■ The records
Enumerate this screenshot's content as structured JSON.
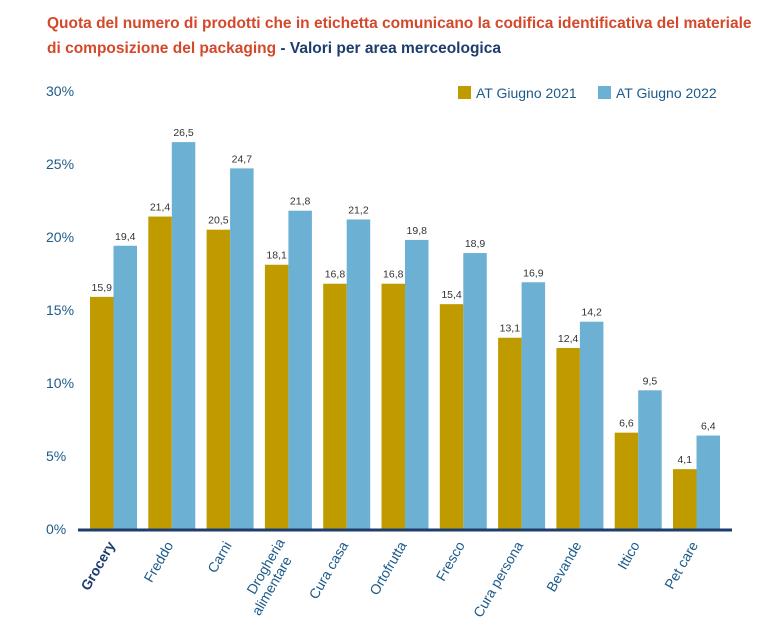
{
  "title": {
    "main": "Quota del numero di prodotti che in etichetta comunicano la codifica identificativa del materiale di composizione del packaging",
    "separator": " - ",
    "subtitle": "Valori per area merceologica"
  },
  "colors": {
    "series_2021": "#bf9b00",
    "series_2022": "#6cb0d3",
    "axis": "#1d3d6e"
  },
  "chart_data": {
    "type": "bar",
    "categories": [
      "Grocery",
      "Freddo",
      "Carni",
      "Drogheria\nalimentare",
      "Cura casa",
      "Ortofrutta",
      "Fresco",
      "Cura persona",
      "Bevande",
      "Ittico",
      "Pet care"
    ],
    "highlighted_category": "Grocery",
    "series": [
      {
        "name": "AT Giugno 2021",
        "values": [
          15.9,
          21.4,
          20.5,
          18.1,
          16.8,
          16.8,
          15.4,
          13.1,
          12.4,
          6.6,
          4.1
        ],
        "labels": [
          "15,9",
          "21,4",
          "20,5",
          "18,1",
          "16,8",
          "16,8",
          "15,4",
          "13,1",
          "12,4",
          "6,6",
          "4,1"
        ]
      },
      {
        "name": "AT Giugno 2022",
        "values": [
          19.4,
          26.5,
          24.7,
          21.8,
          21.2,
          19.8,
          18.9,
          16.9,
          14.2,
          9.5,
          6.4
        ],
        "labels": [
          "19,4",
          "26,5",
          "24,7",
          "21,8",
          "21,2",
          "19,8",
          "18,9",
          "16,9",
          "14,2",
          "9,5",
          "6,4"
        ]
      }
    ],
    "ylim": [
      0,
      30
    ],
    "yticks": [
      0,
      5,
      10,
      15,
      20,
      25,
      30
    ],
    "ytick_labels": [
      "0%",
      "5%",
      "10%",
      "15%",
      "20%",
      "25%",
      "30%"
    ],
    "grid": false,
    "legend_position": "top-right"
  }
}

■ Task
Gather every line containing the word "name" and copy it.

■ Solution to the exercise
        "name": "AT Giugno 2021",
        "name": "AT Giugno 2022",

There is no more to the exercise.